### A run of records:
......
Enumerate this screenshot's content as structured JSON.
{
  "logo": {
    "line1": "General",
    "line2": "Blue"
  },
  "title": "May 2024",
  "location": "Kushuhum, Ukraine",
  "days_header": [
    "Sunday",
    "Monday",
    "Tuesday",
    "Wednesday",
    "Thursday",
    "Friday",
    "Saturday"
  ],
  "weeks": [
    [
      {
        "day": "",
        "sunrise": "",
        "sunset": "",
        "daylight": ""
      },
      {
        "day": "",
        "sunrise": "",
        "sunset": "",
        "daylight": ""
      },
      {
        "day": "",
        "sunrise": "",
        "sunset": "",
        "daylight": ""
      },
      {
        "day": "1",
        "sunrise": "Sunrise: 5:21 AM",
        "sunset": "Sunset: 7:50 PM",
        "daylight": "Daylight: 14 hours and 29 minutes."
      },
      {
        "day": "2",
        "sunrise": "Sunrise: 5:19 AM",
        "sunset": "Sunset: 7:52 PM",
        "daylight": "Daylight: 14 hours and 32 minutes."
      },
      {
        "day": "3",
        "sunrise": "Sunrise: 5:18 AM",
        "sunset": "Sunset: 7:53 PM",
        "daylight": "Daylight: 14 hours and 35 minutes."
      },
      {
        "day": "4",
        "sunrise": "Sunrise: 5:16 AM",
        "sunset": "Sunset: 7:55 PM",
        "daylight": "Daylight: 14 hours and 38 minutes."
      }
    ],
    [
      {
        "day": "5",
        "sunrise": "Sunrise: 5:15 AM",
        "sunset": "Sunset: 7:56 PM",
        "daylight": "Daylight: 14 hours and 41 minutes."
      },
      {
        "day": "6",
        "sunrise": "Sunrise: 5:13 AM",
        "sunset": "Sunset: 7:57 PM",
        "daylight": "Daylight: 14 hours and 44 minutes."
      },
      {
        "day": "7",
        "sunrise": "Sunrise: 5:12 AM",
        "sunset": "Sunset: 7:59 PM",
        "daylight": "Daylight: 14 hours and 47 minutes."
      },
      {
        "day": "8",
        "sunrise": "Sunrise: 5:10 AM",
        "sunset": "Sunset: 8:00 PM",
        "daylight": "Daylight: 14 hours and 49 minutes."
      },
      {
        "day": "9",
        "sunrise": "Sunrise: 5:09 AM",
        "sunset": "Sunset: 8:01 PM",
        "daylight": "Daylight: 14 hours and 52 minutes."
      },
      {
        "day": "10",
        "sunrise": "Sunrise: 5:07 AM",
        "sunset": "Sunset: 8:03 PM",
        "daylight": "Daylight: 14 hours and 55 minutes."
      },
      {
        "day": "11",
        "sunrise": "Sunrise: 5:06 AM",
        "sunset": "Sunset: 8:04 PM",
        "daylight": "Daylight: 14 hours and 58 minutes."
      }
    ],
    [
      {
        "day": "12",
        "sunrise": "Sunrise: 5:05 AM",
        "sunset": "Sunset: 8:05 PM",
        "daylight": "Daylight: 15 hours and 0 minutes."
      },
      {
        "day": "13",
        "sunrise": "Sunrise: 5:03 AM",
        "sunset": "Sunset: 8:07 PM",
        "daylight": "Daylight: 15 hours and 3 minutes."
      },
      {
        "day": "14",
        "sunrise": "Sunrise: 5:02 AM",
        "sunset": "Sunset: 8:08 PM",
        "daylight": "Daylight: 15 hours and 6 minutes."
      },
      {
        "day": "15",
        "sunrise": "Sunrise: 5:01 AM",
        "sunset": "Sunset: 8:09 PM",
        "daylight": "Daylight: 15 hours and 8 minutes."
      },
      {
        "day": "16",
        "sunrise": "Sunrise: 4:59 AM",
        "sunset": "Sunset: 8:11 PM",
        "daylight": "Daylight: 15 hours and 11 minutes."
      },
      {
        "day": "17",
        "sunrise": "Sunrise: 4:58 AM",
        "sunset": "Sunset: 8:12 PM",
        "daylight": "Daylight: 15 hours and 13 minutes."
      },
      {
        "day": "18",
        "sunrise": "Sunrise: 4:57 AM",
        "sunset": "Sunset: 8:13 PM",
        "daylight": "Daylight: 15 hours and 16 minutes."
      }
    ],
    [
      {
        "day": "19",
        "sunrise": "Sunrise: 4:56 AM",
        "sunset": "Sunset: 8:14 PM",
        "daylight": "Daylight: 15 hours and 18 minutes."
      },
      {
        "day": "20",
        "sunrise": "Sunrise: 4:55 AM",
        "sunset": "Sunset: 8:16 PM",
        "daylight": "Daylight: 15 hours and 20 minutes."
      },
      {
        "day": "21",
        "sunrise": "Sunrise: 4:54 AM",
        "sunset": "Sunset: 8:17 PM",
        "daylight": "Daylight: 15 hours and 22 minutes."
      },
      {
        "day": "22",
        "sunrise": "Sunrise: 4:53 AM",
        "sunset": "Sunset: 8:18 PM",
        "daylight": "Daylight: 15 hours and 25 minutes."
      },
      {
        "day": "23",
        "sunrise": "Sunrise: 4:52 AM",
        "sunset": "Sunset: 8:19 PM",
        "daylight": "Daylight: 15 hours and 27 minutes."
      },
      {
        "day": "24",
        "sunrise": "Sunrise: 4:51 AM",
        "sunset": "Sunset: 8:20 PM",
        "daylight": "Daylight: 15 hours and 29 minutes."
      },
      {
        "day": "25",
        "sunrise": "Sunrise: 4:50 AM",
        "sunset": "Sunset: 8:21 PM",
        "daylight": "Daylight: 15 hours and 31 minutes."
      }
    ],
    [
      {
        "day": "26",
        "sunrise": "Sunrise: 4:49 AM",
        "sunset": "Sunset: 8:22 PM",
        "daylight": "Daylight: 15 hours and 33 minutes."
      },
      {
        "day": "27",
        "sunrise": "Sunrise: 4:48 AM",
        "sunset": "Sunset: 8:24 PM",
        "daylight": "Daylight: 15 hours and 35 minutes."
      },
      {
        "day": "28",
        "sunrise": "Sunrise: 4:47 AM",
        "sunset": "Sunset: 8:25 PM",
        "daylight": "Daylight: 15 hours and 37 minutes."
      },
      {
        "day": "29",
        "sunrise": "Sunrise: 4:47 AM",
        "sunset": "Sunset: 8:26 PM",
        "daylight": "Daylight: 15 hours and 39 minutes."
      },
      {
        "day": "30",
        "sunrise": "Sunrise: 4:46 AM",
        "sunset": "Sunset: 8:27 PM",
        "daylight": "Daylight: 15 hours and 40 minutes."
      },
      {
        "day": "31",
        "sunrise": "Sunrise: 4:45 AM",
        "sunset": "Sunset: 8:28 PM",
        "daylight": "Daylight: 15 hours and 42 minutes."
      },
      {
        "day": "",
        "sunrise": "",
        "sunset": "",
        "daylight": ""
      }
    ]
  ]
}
......
### WRITTEN PROBLEM:
Copy each record from above exactly, and include every line.

### RESPONSE TO THE TASK:
Enumerate this screenshot's content as structured JSON.
{
  "logo": {
    "line1": "General",
    "line2": "Blue"
  },
  "title": "May 2024",
  "location": "Kushuhum, Ukraine",
  "days_header": [
    "Sunday",
    "Monday",
    "Tuesday",
    "Wednesday",
    "Thursday",
    "Friday",
    "Saturday"
  ],
  "weeks": [
    [
      {
        "day": "",
        "sunrise": "",
        "sunset": "",
        "daylight": ""
      },
      {
        "day": "",
        "sunrise": "",
        "sunset": "",
        "daylight": ""
      },
      {
        "day": "",
        "sunrise": "",
        "sunset": "",
        "daylight": ""
      },
      {
        "day": "1",
        "sunrise": "Sunrise: 5:21 AM",
        "sunset": "Sunset: 7:50 PM",
        "daylight": "Daylight: 14 hours and 29 minutes."
      },
      {
        "day": "2",
        "sunrise": "Sunrise: 5:19 AM",
        "sunset": "Sunset: 7:52 PM",
        "daylight": "Daylight: 14 hours and 32 minutes."
      },
      {
        "day": "3",
        "sunrise": "Sunrise: 5:18 AM",
        "sunset": "Sunset: 7:53 PM",
        "daylight": "Daylight: 14 hours and 35 minutes."
      },
      {
        "day": "4",
        "sunrise": "Sunrise: 5:16 AM",
        "sunset": "Sunset: 7:55 PM",
        "daylight": "Daylight: 14 hours and 38 minutes."
      }
    ],
    [
      {
        "day": "5",
        "sunrise": "Sunrise: 5:15 AM",
        "sunset": "Sunset: 7:56 PM",
        "daylight": "Daylight: 14 hours and 41 minutes."
      },
      {
        "day": "6",
        "sunrise": "Sunrise: 5:13 AM",
        "sunset": "Sunset: 7:57 PM",
        "daylight": "Daylight: 14 hours and 44 minutes."
      },
      {
        "day": "7",
        "sunrise": "Sunrise: 5:12 AM",
        "sunset": "Sunset: 7:59 PM",
        "daylight": "Daylight: 14 hours and 47 minutes."
      },
      {
        "day": "8",
        "sunrise": "Sunrise: 5:10 AM",
        "sunset": "Sunset: 8:00 PM",
        "daylight": "Daylight: 14 hours and 49 minutes."
      },
      {
        "day": "9",
        "sunrise": "Sunrise: 5:09 AM",
        "sunset": "Sunset: 8:01 PM",
        "daylight": "Daylight: 14 hours and 52 minutes."
      },
      {
        "day": "10",
        "sunrise": "Sunrise: 5:07 AM",
        "sunset": "Sunset: 8:03 PM",
        "daylight": "Daylight: 14 hours and 55 minutes."
      },
      {
        "day": "11",
        "sunrise": "Sunrise: 5:06 AM",
        "sunset": "Sunset: 8:04 PM",
        "daylight": "Daylight: 14 hours and 58 minutes."
      }
    ],
    [
      {
        "day": "12",
        "sunrise": "Sunrise: 5:05 AM",
        "sunset": "Sunset: 8:05 PM",
        "daylight": "Daylight: 15 hours and 0 minutes."
      },
      {
        "day": "13",
        "sunrise": "Sunrise: 5:03 AM",
        "sunset": "Sunset: 8:07 PM",
        "daylight": "Daylight: 15 hours and 3 minutes."
      },
      {
        "day": "14",
        "sunrise": "Sunrise: 5:02 AM",
        "sunset": "Sunset: 8:08 PM",
        "daylight": "Daylight: 15 hours and 6 minutes."
      },
      {
        "day": "15",
        "sunrise": "Sunrise: 5:01 AM",
        "sunset": "Sunset: 8:09 PM",
        "daylight": "Daylight: 15 hours and 8 minutes."
      },
      {
        "day": "16",
        "sunrise": "Sunrise: 4:59 AM",
        "sunset": "Sunset: 8:11 PM",
        "daylight": "Daylight: 15 hours and 11 minutes."
      },
      {
        "day": "17",
        "sunrise": "Sunrise: 4:58 AM",
        "sunset": "Sunset: 8:12 PM",
        "daylight": "Daylight: 15 hours and 13 minutes."
      },
      {
        "day": "18",
        "sunrise": "Sunrise: 4:57 AM",
        "sunset": "Sunset: 8:13 PM",
        "daylight": "Daylight: 15 hours and 16 minutes."
      }
    ],
    [
      {
        "day": "19",
        "sunrise": "Sunrise: 4:56 AM",
        "sunset": "Sunset: 8:14 PM",
        "daylight": "Daylight: 15 hours and 18 minutes."
      },
      {
        "day": "20",
        "sunrise": "Sunrise: 4:55 AM",
        "sunset": "Sunset: 8:16 PM",
        "daylight": "Daylight: 15 hours and 20 minutes."
      },
      {
        "day": "21",
        "sunrise": "Sunrise: 4:54 AM",
        "sunset": "Sunset: 8:17 PM",
        "daylight": "Daylight: 15 hours and 22 minutes."
      },
      {
        "day": "22",
        "sunrise": "Sunrise: 4:53 AM",
        "sunset": "Sunset: 8:18 PM",
        "daylight": "Daylight: 15 hours and 25 minutes."
      },
      {
        "day": "23",
        "sunrise": "Sunrise: 4:52 AM",
        "sunset": "Sunset: 8:19 PM",
        "daylight": "Daylight: 15 hours and 27 minutes."
      },
      {
        "day": "24",
        "sunrise": "Sunrise: 4:51 AM",
        "sunset": "Sunset: 8:20 PM",
        "daylight": "Daylight: 15 hours and 29 minutes."
      },
      {
        "day": "25",
        "sunrise": "Sunrise: 4:50 AM",
        "sunset": "Sunset: 8:21 PM",
        "daylight": "Daylight: 15 hours and 31 minutes."
      }
    ],
    [
      {
        "day": "26",
        "sunrise": "Sunrise: 4:49 AM",
        "sunset": "Sunset: 8:22 PM",
        "daylight": "Daylight: 15 hours and 33 minutes."
      },
      {
        "day": "27",
        "sunrise": "Sunrise: 4:48 AM",
        "sunset": "Sunset: 8:24 PM",
        "daylight": "Daylight: 15 hours and 35 minutes."
      },
      {
        "day": "28",
        "sunrise": "Sunrise: 4:47 AM",
        "sunset": "Sunset: 8:25 PM",
        "daylight": "Daylight: 15 hours and 37 minutes."
      },
      {
        "day": "29",
        "sunrise": "Sunrise: 4:47 AM",
        "sunset": "Sunset: 8:26 PM",
        "daylight": "Daylight: 15 hours and 39 minutes."
      },
      {
        "day": "30",
        "sunrise": "Sunrise: 4:46 AM",
        "sunset": "Sunset: 8:27 PM",
        "daylight": "Daylight: 15 hours and 40 minutes."
      },
      {
        "day": "31",
        "sunrise": "Sunrise: 4:45 AM",
        "sunset": "Sunset: 8:28 PM",
        "daylight": "Daylight: 15 hours and 42 minutes."
      },
      {
        "day": "",
        "sunrise": "",
        "sunset": "",
        "daylight": ""
      }
    ]
  ]
}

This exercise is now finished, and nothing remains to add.